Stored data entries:
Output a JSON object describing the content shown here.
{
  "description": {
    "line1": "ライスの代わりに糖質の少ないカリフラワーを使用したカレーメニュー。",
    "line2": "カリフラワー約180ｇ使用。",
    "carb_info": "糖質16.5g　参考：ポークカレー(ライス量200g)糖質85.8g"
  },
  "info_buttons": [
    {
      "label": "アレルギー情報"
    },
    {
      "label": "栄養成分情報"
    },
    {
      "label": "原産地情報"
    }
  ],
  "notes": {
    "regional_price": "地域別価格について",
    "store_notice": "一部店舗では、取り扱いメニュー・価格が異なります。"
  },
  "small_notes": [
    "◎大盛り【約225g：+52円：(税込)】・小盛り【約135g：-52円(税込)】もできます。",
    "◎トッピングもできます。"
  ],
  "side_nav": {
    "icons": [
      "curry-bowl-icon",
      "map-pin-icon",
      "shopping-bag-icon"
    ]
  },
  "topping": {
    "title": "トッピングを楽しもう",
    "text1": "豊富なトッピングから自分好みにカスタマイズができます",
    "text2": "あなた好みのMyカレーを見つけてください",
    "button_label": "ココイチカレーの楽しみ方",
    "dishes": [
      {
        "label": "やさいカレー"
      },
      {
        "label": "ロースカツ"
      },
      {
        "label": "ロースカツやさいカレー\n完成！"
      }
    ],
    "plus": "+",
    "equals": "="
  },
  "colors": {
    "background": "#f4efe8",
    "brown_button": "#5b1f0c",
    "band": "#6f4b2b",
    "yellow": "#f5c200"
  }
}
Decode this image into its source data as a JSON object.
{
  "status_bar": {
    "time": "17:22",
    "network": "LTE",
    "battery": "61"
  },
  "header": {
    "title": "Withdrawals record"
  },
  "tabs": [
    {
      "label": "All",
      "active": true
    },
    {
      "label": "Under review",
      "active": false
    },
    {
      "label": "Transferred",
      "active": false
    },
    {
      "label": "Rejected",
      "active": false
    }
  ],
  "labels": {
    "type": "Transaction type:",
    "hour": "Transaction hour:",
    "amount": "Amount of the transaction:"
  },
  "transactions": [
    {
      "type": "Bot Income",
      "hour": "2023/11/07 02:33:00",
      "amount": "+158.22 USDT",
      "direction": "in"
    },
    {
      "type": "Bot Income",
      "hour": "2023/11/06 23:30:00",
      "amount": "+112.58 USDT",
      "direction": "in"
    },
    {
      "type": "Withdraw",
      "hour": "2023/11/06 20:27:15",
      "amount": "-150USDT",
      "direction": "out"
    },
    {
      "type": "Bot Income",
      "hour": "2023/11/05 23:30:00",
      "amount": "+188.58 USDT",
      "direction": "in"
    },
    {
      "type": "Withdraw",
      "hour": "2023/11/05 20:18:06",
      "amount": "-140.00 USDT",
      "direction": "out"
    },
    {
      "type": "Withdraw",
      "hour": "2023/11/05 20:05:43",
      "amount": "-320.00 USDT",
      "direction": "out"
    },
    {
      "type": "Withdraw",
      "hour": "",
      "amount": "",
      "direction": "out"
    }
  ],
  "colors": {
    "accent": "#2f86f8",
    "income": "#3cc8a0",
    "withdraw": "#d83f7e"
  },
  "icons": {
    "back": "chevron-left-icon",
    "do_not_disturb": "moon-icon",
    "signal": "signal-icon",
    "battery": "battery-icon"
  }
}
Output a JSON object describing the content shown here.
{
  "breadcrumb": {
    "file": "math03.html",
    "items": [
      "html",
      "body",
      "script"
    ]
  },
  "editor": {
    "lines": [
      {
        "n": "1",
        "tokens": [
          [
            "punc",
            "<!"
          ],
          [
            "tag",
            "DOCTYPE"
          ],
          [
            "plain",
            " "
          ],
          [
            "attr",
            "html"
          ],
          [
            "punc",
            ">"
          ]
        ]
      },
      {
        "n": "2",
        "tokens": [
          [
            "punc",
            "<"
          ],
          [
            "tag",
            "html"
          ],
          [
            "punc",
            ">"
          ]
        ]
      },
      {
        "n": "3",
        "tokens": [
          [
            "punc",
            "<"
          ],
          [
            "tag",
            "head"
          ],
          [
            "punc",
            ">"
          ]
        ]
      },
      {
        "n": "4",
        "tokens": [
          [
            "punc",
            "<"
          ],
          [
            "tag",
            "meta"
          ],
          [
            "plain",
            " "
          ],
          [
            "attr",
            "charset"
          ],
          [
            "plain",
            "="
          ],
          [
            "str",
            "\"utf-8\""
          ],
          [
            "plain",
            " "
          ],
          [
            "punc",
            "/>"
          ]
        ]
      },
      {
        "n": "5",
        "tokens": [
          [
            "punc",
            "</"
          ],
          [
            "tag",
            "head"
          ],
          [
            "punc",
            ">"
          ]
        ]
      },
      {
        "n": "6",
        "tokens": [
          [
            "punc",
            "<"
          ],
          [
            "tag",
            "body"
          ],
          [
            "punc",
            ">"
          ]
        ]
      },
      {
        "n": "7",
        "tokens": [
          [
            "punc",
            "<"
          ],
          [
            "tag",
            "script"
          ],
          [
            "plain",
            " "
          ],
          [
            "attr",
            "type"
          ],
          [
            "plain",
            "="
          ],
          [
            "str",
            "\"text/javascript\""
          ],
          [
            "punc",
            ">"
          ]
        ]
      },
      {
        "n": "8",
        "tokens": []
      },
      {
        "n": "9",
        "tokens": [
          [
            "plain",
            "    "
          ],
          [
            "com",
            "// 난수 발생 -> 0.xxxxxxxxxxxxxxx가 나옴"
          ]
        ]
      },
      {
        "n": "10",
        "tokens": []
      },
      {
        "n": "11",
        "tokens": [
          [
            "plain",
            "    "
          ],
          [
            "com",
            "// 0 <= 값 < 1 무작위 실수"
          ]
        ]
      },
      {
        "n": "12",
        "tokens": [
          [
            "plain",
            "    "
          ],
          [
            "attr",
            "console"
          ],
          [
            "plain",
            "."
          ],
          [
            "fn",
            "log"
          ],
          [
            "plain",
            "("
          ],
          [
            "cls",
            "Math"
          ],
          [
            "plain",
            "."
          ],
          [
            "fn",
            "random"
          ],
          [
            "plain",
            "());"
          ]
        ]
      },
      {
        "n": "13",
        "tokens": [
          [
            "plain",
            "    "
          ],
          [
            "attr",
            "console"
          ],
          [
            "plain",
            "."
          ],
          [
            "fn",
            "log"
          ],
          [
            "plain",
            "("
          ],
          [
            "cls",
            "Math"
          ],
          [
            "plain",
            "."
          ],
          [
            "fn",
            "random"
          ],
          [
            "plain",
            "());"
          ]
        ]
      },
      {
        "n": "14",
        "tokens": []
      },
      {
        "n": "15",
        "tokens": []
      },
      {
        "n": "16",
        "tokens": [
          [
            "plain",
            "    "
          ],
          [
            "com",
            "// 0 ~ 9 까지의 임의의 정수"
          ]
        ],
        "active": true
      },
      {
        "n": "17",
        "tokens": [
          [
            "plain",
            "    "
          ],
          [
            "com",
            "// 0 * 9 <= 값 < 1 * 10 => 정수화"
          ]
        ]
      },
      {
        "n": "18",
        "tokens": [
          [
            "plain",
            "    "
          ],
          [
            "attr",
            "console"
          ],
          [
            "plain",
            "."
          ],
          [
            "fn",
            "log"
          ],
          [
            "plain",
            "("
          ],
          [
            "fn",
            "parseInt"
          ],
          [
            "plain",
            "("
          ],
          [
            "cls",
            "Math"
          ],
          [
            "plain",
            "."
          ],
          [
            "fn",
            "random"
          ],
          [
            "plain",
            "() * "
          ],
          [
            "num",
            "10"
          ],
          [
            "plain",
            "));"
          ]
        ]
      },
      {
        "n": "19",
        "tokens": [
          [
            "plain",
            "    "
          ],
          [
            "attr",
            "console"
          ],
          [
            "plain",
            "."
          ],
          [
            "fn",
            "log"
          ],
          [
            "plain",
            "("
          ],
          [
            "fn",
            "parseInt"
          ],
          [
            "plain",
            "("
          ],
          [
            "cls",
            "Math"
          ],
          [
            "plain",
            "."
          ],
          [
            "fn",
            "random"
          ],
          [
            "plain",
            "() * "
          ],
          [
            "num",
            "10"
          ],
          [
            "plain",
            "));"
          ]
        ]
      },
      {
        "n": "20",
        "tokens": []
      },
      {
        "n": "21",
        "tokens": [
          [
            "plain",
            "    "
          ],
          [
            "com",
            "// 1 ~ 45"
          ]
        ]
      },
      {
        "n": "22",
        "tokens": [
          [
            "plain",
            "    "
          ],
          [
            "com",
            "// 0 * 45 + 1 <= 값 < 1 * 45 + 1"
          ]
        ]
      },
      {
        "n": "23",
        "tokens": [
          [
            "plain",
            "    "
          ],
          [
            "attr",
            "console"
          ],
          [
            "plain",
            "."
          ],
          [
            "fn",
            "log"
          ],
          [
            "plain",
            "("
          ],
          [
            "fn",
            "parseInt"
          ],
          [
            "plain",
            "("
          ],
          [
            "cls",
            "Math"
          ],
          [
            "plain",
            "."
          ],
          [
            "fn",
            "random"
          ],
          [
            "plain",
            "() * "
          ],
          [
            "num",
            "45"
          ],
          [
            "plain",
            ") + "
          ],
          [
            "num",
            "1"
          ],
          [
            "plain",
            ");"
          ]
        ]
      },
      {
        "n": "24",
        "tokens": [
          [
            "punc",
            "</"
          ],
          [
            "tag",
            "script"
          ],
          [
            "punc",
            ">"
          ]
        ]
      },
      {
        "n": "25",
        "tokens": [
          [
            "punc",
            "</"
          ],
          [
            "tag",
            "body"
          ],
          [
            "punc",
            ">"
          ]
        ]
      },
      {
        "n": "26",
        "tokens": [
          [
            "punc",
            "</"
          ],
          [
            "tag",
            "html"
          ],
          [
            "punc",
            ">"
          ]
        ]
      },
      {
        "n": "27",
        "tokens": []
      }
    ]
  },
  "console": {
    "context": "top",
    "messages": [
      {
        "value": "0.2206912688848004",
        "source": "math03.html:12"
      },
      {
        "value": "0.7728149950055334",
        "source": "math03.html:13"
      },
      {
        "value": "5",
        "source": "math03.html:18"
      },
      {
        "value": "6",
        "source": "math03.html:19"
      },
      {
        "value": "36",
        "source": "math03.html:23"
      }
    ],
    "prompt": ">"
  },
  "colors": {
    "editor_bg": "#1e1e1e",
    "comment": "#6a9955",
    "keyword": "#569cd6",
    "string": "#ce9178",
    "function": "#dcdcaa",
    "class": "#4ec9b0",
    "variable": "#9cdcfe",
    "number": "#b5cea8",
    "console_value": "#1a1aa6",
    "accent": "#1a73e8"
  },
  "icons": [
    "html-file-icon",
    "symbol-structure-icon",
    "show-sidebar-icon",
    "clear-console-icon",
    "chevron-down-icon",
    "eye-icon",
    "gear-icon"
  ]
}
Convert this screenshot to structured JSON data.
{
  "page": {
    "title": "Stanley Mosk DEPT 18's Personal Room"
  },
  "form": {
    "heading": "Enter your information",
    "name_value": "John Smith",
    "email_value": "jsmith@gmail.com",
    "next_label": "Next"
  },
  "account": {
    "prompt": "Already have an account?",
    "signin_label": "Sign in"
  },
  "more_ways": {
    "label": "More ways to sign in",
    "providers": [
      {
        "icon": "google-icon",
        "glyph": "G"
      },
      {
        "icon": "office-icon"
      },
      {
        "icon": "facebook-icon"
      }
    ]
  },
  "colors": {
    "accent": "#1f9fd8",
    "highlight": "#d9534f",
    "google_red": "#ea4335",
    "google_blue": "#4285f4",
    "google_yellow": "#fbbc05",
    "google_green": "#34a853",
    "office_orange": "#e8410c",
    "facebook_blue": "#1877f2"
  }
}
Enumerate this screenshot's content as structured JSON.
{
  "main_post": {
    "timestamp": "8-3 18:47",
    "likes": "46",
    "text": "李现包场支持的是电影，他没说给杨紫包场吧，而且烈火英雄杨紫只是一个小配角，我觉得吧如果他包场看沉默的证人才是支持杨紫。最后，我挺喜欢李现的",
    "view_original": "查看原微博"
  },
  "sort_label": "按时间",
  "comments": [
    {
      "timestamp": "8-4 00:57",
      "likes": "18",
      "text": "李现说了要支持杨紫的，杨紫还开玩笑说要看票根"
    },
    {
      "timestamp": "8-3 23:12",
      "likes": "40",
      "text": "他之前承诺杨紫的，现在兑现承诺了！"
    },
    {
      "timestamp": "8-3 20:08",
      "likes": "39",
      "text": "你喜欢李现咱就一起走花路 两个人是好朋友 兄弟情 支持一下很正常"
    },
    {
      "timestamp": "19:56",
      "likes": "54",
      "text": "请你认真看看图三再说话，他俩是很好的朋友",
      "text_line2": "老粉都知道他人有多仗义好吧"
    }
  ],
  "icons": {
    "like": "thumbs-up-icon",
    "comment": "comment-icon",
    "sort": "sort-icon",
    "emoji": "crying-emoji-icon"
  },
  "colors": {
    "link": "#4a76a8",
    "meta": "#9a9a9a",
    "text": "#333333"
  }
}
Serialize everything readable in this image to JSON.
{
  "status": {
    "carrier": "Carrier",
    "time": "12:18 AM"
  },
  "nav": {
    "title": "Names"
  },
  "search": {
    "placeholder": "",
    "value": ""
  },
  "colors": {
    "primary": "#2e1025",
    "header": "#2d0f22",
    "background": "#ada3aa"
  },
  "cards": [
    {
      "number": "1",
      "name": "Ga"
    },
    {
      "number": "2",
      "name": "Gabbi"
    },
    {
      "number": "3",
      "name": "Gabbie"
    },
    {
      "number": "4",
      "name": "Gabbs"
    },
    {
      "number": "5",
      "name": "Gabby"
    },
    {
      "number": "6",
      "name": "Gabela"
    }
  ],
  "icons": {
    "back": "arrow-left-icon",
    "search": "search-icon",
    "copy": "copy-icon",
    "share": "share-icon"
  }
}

# Task brief
Check every line of the listing for the string "amount" and report how many lines have it, as a number alone.

# Solution
8